_Work required_
Restate the entries below verbatim.

● ● ●

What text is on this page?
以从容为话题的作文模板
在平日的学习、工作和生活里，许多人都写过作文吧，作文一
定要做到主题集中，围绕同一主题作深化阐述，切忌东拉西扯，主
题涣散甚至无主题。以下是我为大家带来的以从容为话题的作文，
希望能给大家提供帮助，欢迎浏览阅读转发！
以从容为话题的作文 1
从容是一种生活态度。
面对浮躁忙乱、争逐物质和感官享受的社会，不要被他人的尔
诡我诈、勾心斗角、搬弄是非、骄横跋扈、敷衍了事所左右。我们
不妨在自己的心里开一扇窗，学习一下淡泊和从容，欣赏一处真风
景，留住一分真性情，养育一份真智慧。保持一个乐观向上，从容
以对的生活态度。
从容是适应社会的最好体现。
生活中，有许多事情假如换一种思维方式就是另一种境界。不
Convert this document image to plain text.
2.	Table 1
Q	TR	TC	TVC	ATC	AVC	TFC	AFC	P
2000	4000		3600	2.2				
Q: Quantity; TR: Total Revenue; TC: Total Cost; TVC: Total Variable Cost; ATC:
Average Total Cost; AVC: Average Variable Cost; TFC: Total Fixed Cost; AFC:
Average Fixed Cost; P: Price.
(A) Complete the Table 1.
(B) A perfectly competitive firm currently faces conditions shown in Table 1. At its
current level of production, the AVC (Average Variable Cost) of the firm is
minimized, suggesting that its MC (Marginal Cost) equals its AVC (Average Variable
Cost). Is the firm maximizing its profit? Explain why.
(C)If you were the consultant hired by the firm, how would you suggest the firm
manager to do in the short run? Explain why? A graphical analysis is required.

● ● ●

_Result_
What text is on this page?
以从容为话题的作文模板
在平日的学习、工作和生活里，许多人都写过作文吧，作文一
定要做到主题集中，围绕同一主题作深化阐述，切忌东拉西扯，主
题涣散甚至无主题。以下是我为大家带来的以从容为话题的作文，
希望能给大家提供帮助，欢迎浏览阅读转发！
以从容为话题的作文 1
从容是一种生活态度。
面对浮躁忙乱、争逐物质和感官享受的社会，不要被他人的尔
诡我诈、勾心斗角、搬弄是非、骄横跋扈、敷衍了事所左右。我们
不妨在自己的心里开一扇窗，学习一下淡泊和从容，欣赏一处真风
景，留住一分真性情，养育一份真智慧。保持一个乐观向上，从容
以对的生活态度。
从容是适应社会的最好体现。
生活中，有许多事情假如换一种思维方式就是另一种境界。不
Convert this document image to plain text.
2.	Table 1
Q	TR	TC	TVC	ATC	AVC	TFC	AFC	P
2000	4000		3600	2.2				
Q: Quantity; TR: Total Revenue; TC: Total Cost; TVC: Total Variable Cost; ATC:
Average Total Cost; AVC: Average Variable Cost; TFC: Total Fixed Cost; AFC:
Average Fixed Cost; P: Price.
(A) Complete the Table 1.
(B) A perfectly competitive firm currently faces conditions shown in Table 1. At its
current level of production, the AVC (Average Variable Cost) of the firm is
minimized, suggesting that its MC (Marginal Cost) equals its AVC (Average Variable
Cost). Is the firm maximizing its profit? Explain why.
(C)If you were the consultant hired by the firm, how would you suggest the firm
manager to do in the short run? Explain why? A graphical analysis is required.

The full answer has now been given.